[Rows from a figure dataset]
□ □ □ □

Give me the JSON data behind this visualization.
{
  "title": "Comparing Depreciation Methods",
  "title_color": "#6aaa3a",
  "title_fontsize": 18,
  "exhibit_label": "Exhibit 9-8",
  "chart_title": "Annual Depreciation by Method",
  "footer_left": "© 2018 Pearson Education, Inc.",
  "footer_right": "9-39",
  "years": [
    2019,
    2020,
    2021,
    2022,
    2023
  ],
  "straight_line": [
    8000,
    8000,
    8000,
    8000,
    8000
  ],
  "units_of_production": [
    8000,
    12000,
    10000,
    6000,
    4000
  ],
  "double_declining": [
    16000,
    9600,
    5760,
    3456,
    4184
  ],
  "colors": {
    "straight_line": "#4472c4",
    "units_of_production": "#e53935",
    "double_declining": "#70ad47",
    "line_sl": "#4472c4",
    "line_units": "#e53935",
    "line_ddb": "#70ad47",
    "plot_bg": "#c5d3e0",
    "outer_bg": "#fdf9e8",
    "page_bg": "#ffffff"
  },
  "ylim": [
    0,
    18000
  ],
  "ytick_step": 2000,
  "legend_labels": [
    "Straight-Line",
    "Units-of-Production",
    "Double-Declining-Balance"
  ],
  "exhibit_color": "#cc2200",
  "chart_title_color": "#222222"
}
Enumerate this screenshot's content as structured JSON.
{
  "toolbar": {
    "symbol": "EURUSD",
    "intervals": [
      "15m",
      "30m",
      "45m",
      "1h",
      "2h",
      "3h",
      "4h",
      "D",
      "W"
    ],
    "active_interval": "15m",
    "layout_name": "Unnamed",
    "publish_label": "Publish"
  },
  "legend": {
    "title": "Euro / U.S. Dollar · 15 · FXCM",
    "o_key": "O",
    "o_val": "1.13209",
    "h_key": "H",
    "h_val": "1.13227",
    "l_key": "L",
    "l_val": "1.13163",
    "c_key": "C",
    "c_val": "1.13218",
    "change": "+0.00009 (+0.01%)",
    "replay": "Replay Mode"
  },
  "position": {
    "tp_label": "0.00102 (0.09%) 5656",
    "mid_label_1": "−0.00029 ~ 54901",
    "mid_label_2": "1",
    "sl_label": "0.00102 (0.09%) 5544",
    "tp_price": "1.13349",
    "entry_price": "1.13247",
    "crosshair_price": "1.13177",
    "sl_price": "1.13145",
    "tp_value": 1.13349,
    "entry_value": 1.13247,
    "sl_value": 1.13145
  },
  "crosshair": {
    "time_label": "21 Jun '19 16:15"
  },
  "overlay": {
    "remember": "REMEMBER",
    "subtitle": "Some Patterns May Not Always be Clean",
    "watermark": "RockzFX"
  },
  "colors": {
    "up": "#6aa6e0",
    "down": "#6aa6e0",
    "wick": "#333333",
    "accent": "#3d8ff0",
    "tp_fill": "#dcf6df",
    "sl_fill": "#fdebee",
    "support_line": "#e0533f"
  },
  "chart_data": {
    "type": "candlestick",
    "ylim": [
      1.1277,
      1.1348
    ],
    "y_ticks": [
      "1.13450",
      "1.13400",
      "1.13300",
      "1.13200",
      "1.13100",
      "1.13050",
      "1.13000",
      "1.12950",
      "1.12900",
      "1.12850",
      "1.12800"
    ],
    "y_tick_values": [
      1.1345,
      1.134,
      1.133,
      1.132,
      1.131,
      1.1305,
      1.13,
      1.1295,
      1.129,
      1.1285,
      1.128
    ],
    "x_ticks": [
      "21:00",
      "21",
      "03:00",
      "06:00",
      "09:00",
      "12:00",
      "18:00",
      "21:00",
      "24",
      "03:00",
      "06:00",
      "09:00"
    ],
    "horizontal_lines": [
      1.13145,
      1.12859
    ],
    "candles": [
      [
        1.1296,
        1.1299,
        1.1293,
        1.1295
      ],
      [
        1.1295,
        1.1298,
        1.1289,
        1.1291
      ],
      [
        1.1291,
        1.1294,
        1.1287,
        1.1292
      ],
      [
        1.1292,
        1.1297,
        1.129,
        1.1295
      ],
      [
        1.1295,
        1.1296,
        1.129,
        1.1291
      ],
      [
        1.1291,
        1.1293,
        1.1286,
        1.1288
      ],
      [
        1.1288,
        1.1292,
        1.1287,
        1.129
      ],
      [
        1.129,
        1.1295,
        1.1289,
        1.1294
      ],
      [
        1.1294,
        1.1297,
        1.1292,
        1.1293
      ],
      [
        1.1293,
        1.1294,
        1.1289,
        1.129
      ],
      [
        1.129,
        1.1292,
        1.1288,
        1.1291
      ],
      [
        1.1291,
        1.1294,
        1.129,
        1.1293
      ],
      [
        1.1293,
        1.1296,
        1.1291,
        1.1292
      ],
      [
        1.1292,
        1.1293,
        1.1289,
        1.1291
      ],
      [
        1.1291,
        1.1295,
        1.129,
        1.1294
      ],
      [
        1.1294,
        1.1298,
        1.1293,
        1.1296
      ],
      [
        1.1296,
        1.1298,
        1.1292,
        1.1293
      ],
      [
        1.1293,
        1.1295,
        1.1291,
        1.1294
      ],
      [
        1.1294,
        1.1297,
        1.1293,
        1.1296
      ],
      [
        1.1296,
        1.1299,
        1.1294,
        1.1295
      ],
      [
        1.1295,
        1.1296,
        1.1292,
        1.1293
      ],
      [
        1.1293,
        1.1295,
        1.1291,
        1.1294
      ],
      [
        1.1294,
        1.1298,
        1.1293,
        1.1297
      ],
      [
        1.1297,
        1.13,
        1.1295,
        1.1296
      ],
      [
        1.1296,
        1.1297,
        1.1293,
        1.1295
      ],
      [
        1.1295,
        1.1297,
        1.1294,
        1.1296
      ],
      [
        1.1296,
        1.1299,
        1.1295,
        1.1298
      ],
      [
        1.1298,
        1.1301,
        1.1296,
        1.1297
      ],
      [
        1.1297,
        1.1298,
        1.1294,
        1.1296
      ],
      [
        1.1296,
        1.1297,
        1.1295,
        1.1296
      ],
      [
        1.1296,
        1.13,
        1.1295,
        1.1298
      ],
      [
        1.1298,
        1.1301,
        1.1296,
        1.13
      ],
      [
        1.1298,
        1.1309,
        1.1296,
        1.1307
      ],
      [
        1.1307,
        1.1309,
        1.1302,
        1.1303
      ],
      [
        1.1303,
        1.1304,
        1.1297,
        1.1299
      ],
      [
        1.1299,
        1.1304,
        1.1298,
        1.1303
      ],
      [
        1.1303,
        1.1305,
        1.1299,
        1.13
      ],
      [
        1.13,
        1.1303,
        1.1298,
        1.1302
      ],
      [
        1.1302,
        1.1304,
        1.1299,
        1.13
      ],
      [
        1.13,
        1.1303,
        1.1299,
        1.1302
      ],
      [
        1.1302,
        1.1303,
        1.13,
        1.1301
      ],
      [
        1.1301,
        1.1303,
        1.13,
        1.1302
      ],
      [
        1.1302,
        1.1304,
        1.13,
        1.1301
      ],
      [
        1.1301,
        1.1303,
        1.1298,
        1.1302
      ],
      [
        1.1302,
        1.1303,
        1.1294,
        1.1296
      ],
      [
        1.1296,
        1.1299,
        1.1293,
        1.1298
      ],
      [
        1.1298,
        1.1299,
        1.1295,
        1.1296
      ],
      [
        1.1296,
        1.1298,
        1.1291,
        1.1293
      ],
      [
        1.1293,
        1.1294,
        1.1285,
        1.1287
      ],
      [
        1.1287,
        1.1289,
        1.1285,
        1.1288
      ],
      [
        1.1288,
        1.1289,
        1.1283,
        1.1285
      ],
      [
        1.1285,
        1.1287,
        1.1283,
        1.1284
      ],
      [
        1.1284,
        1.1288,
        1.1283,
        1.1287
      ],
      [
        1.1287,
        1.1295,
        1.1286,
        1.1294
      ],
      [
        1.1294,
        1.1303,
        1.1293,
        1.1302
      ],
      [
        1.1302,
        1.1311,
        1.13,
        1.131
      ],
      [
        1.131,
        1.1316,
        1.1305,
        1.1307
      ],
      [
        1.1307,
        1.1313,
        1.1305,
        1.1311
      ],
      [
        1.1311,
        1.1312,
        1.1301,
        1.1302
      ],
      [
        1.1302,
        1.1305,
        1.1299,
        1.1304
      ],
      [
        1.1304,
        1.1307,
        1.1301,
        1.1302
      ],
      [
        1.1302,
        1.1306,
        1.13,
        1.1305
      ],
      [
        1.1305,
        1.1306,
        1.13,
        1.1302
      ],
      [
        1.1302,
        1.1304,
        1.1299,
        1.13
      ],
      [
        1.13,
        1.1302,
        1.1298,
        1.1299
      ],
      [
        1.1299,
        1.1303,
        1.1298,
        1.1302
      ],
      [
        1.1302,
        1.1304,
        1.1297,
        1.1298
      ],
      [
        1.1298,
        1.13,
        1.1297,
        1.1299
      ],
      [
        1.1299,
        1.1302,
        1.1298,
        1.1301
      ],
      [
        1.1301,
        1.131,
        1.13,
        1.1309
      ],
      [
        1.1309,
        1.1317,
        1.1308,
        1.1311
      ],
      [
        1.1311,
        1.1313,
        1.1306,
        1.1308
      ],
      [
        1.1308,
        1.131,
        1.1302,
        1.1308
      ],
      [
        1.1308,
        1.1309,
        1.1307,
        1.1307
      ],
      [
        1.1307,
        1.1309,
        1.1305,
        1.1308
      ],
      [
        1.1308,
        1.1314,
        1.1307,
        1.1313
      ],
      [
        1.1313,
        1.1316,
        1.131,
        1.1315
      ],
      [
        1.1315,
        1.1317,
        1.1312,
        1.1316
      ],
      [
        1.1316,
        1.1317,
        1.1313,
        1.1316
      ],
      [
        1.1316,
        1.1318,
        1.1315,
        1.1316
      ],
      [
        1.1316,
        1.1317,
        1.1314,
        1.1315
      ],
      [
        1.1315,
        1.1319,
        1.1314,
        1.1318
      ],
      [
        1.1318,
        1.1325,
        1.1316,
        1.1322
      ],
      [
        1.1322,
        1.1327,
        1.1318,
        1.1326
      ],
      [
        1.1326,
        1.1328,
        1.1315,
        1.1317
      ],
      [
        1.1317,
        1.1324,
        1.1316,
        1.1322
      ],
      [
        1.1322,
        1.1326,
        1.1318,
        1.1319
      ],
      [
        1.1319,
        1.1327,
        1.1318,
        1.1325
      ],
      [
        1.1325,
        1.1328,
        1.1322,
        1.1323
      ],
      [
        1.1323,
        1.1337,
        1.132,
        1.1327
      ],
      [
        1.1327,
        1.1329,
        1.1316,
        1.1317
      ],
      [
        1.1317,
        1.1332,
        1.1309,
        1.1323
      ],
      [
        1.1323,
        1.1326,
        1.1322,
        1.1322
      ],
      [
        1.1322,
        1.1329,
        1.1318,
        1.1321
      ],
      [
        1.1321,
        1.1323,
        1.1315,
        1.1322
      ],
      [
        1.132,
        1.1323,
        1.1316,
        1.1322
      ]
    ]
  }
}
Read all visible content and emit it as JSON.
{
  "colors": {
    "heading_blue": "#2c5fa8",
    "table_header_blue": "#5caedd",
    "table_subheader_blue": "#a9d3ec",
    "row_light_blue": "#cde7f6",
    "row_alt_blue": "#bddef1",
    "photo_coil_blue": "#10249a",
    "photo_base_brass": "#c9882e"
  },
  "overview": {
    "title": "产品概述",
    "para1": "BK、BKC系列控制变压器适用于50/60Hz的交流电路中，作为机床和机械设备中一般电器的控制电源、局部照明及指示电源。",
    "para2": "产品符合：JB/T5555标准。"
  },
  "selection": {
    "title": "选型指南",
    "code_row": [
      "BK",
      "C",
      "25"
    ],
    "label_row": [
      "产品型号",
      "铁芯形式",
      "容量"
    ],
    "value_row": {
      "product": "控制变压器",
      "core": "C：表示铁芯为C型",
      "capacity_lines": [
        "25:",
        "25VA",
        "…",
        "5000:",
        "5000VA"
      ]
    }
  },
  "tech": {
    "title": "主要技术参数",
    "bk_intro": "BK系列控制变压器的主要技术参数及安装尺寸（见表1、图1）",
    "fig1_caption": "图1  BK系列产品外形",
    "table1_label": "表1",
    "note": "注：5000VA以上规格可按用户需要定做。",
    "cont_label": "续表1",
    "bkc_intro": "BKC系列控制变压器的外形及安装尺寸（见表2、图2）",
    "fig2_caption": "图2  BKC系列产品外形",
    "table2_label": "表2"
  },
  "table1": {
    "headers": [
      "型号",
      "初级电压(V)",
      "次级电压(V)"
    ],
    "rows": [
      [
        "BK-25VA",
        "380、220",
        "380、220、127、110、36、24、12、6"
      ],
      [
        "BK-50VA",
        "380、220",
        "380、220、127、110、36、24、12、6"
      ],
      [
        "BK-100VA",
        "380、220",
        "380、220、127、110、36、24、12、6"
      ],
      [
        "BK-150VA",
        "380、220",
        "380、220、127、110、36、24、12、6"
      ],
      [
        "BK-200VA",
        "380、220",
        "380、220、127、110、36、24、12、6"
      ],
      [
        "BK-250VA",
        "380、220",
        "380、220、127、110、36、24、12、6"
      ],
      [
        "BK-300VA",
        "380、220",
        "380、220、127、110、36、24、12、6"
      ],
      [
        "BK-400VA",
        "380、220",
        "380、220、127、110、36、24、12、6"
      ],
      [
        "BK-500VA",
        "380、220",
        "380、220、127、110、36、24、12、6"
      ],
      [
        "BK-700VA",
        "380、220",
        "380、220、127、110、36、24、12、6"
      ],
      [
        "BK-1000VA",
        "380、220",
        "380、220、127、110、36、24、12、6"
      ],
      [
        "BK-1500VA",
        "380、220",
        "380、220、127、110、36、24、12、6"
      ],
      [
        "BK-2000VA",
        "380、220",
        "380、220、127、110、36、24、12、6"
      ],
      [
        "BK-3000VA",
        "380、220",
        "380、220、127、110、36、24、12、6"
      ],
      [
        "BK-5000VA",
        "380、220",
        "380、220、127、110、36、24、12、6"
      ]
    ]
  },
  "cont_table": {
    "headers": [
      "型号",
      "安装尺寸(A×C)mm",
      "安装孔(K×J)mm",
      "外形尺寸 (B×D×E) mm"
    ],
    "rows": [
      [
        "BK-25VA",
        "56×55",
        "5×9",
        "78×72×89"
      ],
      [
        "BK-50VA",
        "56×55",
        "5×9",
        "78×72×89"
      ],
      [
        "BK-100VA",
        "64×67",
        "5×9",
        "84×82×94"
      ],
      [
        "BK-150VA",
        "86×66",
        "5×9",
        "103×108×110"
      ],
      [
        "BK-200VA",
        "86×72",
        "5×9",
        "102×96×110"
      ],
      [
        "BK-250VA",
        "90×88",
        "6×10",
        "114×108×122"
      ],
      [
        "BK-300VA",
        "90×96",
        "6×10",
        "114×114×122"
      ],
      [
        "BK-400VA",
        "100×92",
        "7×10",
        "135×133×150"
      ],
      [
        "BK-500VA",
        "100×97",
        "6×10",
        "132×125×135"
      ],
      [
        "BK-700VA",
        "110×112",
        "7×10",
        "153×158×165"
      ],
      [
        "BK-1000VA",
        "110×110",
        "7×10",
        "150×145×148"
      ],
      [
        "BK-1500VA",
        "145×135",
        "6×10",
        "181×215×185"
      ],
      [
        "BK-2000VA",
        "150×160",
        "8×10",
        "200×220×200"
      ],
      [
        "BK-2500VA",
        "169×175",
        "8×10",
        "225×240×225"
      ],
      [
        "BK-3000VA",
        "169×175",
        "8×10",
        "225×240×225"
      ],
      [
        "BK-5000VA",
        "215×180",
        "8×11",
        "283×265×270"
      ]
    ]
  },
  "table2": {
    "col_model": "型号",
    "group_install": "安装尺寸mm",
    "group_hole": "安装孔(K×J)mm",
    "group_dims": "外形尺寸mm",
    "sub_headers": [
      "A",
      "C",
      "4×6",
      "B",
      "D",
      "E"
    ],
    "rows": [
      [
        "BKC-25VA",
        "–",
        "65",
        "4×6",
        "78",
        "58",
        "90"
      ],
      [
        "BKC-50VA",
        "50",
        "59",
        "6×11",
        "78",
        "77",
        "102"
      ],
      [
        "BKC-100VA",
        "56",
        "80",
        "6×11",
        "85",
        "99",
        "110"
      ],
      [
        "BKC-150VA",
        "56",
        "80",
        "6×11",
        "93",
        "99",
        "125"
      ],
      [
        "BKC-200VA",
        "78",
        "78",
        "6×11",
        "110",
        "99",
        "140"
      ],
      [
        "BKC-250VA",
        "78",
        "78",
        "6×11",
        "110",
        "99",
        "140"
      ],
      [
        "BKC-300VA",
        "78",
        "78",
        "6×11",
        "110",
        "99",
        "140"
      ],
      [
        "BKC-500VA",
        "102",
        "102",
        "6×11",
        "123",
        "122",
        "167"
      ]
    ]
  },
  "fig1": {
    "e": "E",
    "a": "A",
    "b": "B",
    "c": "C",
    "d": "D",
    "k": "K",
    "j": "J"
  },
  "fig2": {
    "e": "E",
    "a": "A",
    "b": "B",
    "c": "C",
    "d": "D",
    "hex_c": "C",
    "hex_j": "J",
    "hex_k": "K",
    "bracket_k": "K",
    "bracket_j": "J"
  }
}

□ □ □ □

--- DIRECTIONS ---
Scan the data above; copy every line where "Depreciation" appears.

--- EXERCISE OUTPUT ---
  "title": "Comparing Depreciation Methods",
  "chart_title": "Annual Depreciation by Method",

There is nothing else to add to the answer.